> [PROBLEM]:
Copy the listing below line for line without changing anything, but leave the pictures out.

> [SUPPLIED MATERIAL]:

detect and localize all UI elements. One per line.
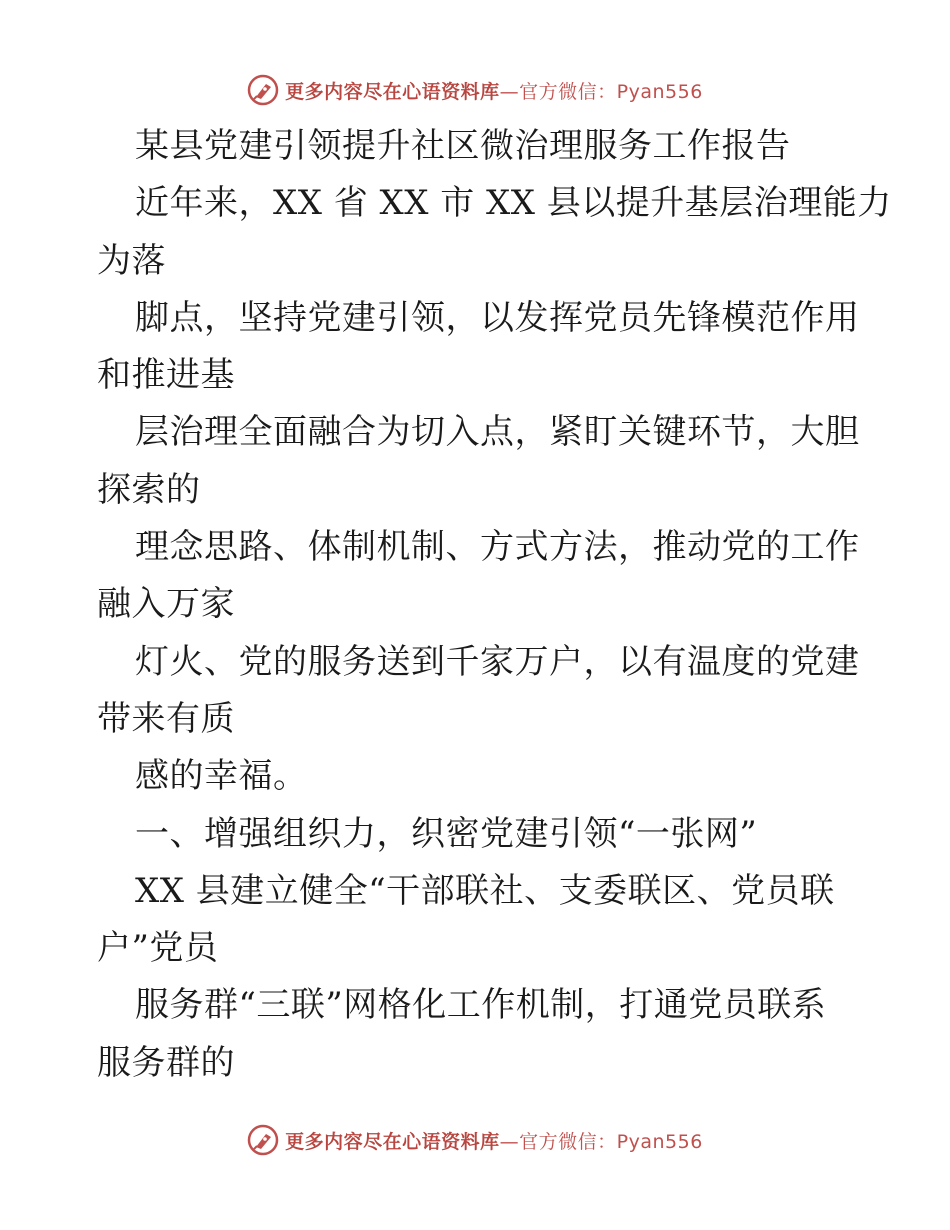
document-title: 某县党建引领提升社区微治理服务工作报告: [135, 126, 791, 166]
brand-text: 更多内容尽在心语资料库: [285, 1130, 500, 1153]
text-line: 近年来，XX 省 XX 市 XX 县以提升基层治理能力: [135, 183, 892, 224]
text-line: 感的幸福。: [135, 756, 308, 797]
section-heading: 一、增强组织力，织密党建引领“一张网”: [135, 813, 758, 854]
header-watermark-banner: [0, 70, 950, 110]
pen-nib-logo-icon: [247, 74, 279, 106]
text-line: 探索的: [97, 469, 201, 510]
pen-nib-logo-icon: [247, 1124, 279, 1156]
text-line: 带来有质: [97, 698, 235, 739]
text-line: XX 县建立健全“干部联社、支委联区、党员联: [135, 870, 835, 911]
text-line: 户”党员: [97, 928, 219, 969]
brand-text: 更多内容尽在心语资料库: [285, 80, 500, 103]
text-line: 理念思路、体制机制、方式方法，推动党的工作: [135, 527, 860, 568]
text-line: 脚点，坚持党建引领，以发挥党员先锋模范作用: [135, 297, 860, 338]
text-line: 服务群“三联”网格化工作机制，打通党员联系: [135, 985, 827, 1026]
footer-watermark-banner: [0, 1120, 950, 1160]
text-line: 和推进基: [97, 355, 235, 396]
wechat-text: —官方微信：Pyan556: [499, 80, 703, 103]
text-line: 服务群的: [97, 1042, 235, 1083]
text-line: 灯火、党的服务送到千家万户，以有温度的党建: [135, 641, 860, 682]
text-line: 层治理全面融合为切入点，紧盯关键环节，大胆: [135, 412, 860, 453]
text-line: 为落: [97, 240, 166, 281]
wechat-text: —官方微信：Pyan556: [499, 1130, 703, 1153]
document-body: [97, 118, 892, 1092]
text-line: 融入万家: [97, 584, 235, 625]
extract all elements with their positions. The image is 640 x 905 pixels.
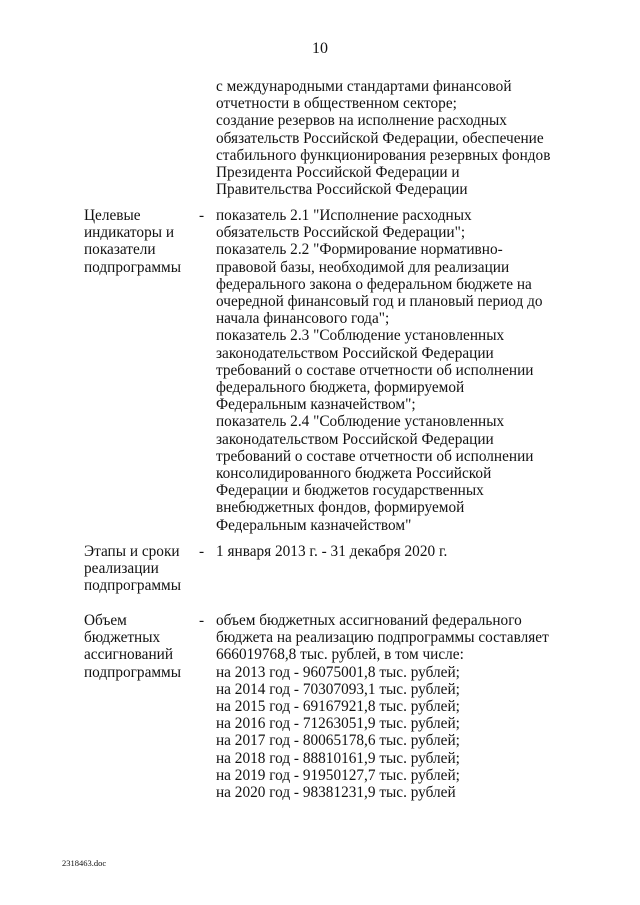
section-label xyxy=(84,543,196,595)
text-line: 666019768,8 тыс. рублей, в том числе: xyxy=(216,646,464,664)
text-line: Правительства Российской Федерации xyxy=(216,181,468,199)
text-line: законодательством Российской Федерации xyxy=(216,344,494,362)
text-line: обязательств Российской Федерации"; xyxy=(216,224,466,242)
label-line: бюджетных xyxy=(84,629,161,647)
text-line: на 2013 год - 96075001,8 тыс. рублей; xyxy=(216,663,460,681)
text-line: бюджета на реализацию подпрограммы составляет xyxy=(216,629,549,647)
section-content xyxy=(216,543,596,560)
intro-text xyxy=(216,78,596,198)
label-line: реализации xyxy=(84,560,159,578)
text-line: начала финансового года"; xyxy=(216,310,390,328)
text-line: показатель 2.3 "Соблюдение установленных xyxy=(216,327,505,345)
section-label xyxy=(84,612,196,681)
section-content xyxy=(216,612,596,801)
text-line: требований о составе отчетности об исполнении xyxy=(216,361,534,379)
text-line: на 2016 год - 71263051,9 тыс. рублей; xyxy=(216,715,460,733)
text-line: отчетности в общественном секторе; xyxy=(216,95,457,113)
page-number: 10 xyxy=(312,40,328,57)
text-line: на 2020 год - 98381231,9 тыс. рублей xyxy=(216,784,456,802)
label-line: подпрограммы xyxy=(84,663,182,681)
text-line: законодательством Российской Федерации xyxy=(216,430,494,448)
text-line: внебюджетных фондов, формируемой xyxy=(216,499,465,517)
dash-marker: - xyxy=(199,543,205,560)
text-line: Федеральным казначейством"; xyxy=(216,396,416,414)
text-line: Федеральным казначейством" xyxy=(216,516,412,534)
text-line: 1 января 2013 г. - 31 декабря 2020 г. xyxy=(216,543,448,560)
text-line: на 2018 год - 88810161,9 тыс. рублей; xyxy=(216,749,460,767)
text-line: показатель 2.1 "Исполнение расходных xyxy=(216,207,472,224)
text-line: объем бюджетных ассигнований федерального xyxy=(216,612,522,629)
label-line: ассигнований xyxy=(84,646,174,664)
text-line: с международными стандартами финансовой xyxy=(216,78,512,95)
label-line: Объем xyxy=(84,612,127,629)
text-line: на 2014 год - 70307093,1 тыс. рублей; xyxy=(216,680,460,698)
text-line: федерального бюджета, формируемой xyxy=(216,379,465,397)
label-line: подпрограммы xyxy=(84,258,182,276)
section-content xyxy=(216,207,596,534)
text-line: Федерации и бюджетов государственных xyxy=(216,482,484,500)
label-line: Этапы и сроки xyxy=(84,543,180,560)
label-line: индикаторы и xyxy=(84,224,175,242)
section-label xyxy=(84,207,196,276)
text-line: требований о составе отчетности об исполнении xyxy=(216,447,534,465)
label-line: показатели xyxy=(84,241,156,259)
text-line: обязательств Российской Федерации, обеспечение xyxy=(216,129,544,147)
label-line: подпрограммы xyxy=(84,577,182,595)
text-line: консолидированного бюджета Российской xyxy=(216,465,492,483)
text-line: на 2017 год - 80065178,6 тыс. рублей; xyxy=(216,732,460,750)
text-line: создание резервов на исполнение расходных xyxy=(216,112,507,130)
dash-marker: - xyxy=(199,207,205,224)
text-line: показатель 2.4 "Соблюдение установленных xyxy=(216,413,505,431)
label-line: Целевые xyxy=(84,207,141,224)
text-line: стабильного функционирования резервных фондов xyxy=(216,146,551,164)
text-line: на 2019 год - 91950127,7 тыс. рублей; xyxy=(216,766,460,784)
document-filename: 2318463.doc xyxy=(62,858,107,868)
text-line: очередной финансовый год и плановый период до xyxy=(216,293,543,311)
text-line: показатель 2.2 "Формирование нормативно- xyxy=(216,241,503,259)
text-line: Президента Российской Федерации и xyxy=(216,164,460,182)
text-line: на 2015 год - 69167921,8 тыс. рублей; xyxy=(216,698,460,716)
dash-marker: - xyxy=(199,612,205,629)
text-line: федерального закона о федеральном бюджете на xyxy=(216,275,532,293)
text-line: правовой базы, необходимой для реализации xyxy=(216,258,510,276)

> [TASK SOLUTION]:
detect and localize all UI elements. One per line.
document-title: 某县党建引领提升社区微治理服务工作报告: [135, 126, 791, 166]
brand-text: 更多内容尽在心语资料库: [285, 1130, 500, 1153]
text-line: 近年来，XX 省 XX 市 XX 县以提升基层治理能力: [135, 183, 892, 224]
text-line: 感的幸福。: [135, 756, 308, 797]
section-heading: 一、增强组织力，织密党建引领“一张网”: [135, 813, 758, 854]
header-watermark-banner: [0, 70, 950, 110]
pen-nib-logo-icon: [247, 74, 279, 106]
text-line: 探索的: [97, 469, 201, 510]
pen-nib-logo-icon: [247, 1124, 279, 1156]
text-line: 带来有质: [97, 698, 235, 739]
text-line: XX 县建立健全“干部联社、支委联区、党员联: [135, 870, 835, 911]
text-line: 户”党员: [97, 928, 219, 969]
brand-text: 更多内容尽在心语资料库: [285, 80, 500, 103]
text-line: 理念思路、体制机制、方式方法，推动党的工作: [135, 527, 860, 568]
text-line: 脚点，坚持党建引领，以发挥党员先锋模范作用: [135, 297, 860, 338]
text-line: 服务群“三联”网格化工作机制，打通党员联系: [135, 985, 827, 1026]
footer-watermark-banner: [0, 1120, 950, 1160]
text-line: 和推进基: [97, 355, 235, 396]
wechat-text: —官方微信：Pyan556: [499, 80, 703, 103]
text-line: 服务群的: [97, 1042, 235, 1083]
text-line: 灯火、党的服务送到千家万户，以有温度的党建: [135, 641, 860, 682]
text-line: 层治理全面融合为切入点，紧盯关键环节，大胆: [135, 412, 860, 453]
text-line: 为落: [97, 240, 166, 281]
wechat-text: —官方微信：Pyan556: [499, 1130, 703, 1153]
document-body: [97, 118, 892, 1092]
text-line: 融入万家: [97, 584, 235, 625]
extract all elements with their positions. The image is 640 x 905 pixels.
section-label xyxy=(84,543,196,595)
text-line: 666019768,8 тыс. рублей, в том числе: xyxy=(216,646,464,664)
text-line: Правительства Российской Федерации xyxy=(216,181,468,199)
text-line: законодательством Российской Федерации xyxy=(216,344,494,362)
text-line: обязательств Российской Федерации"; xyxy=(216,224,466,242)
label-line: бюджетных xyxy=(84,629,161,647)
text-line: на 2013 год - 96075001,8 тыс. рублей; xyxy=(216,663,460,681)
text-line: бюджета на реализацию подпрограммы составляет xyxy=(216,629,549,647)
section-content xyxy=(216,543,596,560)
intro-text xyxy=(216,78,596,198)
label-line: реализации xyxy=(84,560,159,578)
text-line: начала финансового года"; xyxy=(216,310,390,328)
text-line: показатель 2.3 "Соблюдение установленных xyxy=(216,327,505,345)
section-label xyxy=(84,612,196,681)
section-content xyxy=(216,612,596,801)
text-line: требований о составе отчетности об исполнении xyxy=(216,361,534,379)
text-line: на 2016 год - 71263051,9 тыс. рублей; xyxy=(216,715,460,733)
text-line: отчетности в общественном секторе; xyxy=(216,95,457,113)
page-number: 10 xyxy=(312,40,328,57)
text-line: на 2020 год - 98381231,9 тыс. рублей xyxy=(216,784,456,802)
label-line: подпрограммы xyxy=(84,663,182,681)
text-line: законодательством Российской Федерации xyxy=(216,430,494,448)
text-line: внебюджетных фондов, формируемой xyxy=(216,499,465,517)
dash-marker: - xyxy=(199,543,205,560)
text-line: Федеральным казначейством"; xyxy=(216,396,416,414)
text-line: Федеральным казначейством" xyxy=(216,516,412,534)
text-line: 1 января 2013 г. - 31 декабря 2020 г. xyxy=(216,543,448,560)
text-line: на 2018 год - 88810161,9 тыс. рублей; xyxy=(216,749,460,767)
text-line: показатель 2.1 "Исполнение расходных xyxy=(216,207,472,224)
text-line: объем бюджетных ассигнований федерального xyxy=(216,612,522,629)
label-line: ассигнований xyxy=(84,646,174,664)
text-line: с международными стандартами финансовой xyxy=(216,78,512,95)
label-line: Объем xyxy=(84,612,127,629)
text-line: на 2014 год - 70307093,1 тыс. рублей; xyxy=(216,680,460,698)
text-line: федерального бюджета, формируемой xyxy=(216,379,465,397)
label-line: подпрограммы xyxy=(84,258,182,276)
section-content xyxy=(216,207,596,534)
text-line: Федерации и бюджетов государственных xyxy=(216,482,484,500)
label-line: Этапы и сроки xyxy=(84,543,180,560)
label-line: индикаторы и xyxy=(84,224,175,242)
section-label xyxy=(84,207,196,276)
text-line: требований о составе отчетности об исполнении xyxy=(216,447,534,465)
label-line: показатели xyxy=(84,241,156,259)
text-line: обязательств Российской Федерации, обеспечение xyxy=(216,129,544,147)
label-line: подпрограммы xyxy=(84,577,182,595)
text-line: консолидированного бюджета Российской xyxy=(216,465,492,483)
text-line: на 2017 год - 80065178,6 тыс. рублей; xyxy=(216,732,460,750)
text-line: создание резервов на исполнение расходных xyxy=(216,112,507,130)
dash-marker: - xyxy=(199,207,205,224)
text-line: показатель 2.4 "Соблюдение установленных xyxy=(216,413,505,431)
label-line: Целевые xyxy=(84,207,141,224)
text-line: стабильного функционирования резервных фондов xyxy=(216,146,551,164)
text-line: на 2019 год - 91950127,7 тыс. рублей; xyxy=(216,766,460,784)
document-filename: 2318463.doc xyxy=(62,858,107,868)
text-line: очередной финансовый год и плановый период до xyxy=(216,293,543,311)
text-line: показатель 2.2 "Формирование нормативно- xyxy=(216,241,503,259)
text-line: Президента Российской Федерации и xyxy=(216,164,460,182)
text-line: на 2015 год - 69167921,8 тыс. рублей; xyxy=(216,698,460,716)
dash-marker: - xyxy=(199,612,205,629)
text-line: федерального закона о федеральном бюджете на xyxy=(216,275,532,293)
text-line: правовой базы, необходимой для реализации xyxy=(216,258,510,276)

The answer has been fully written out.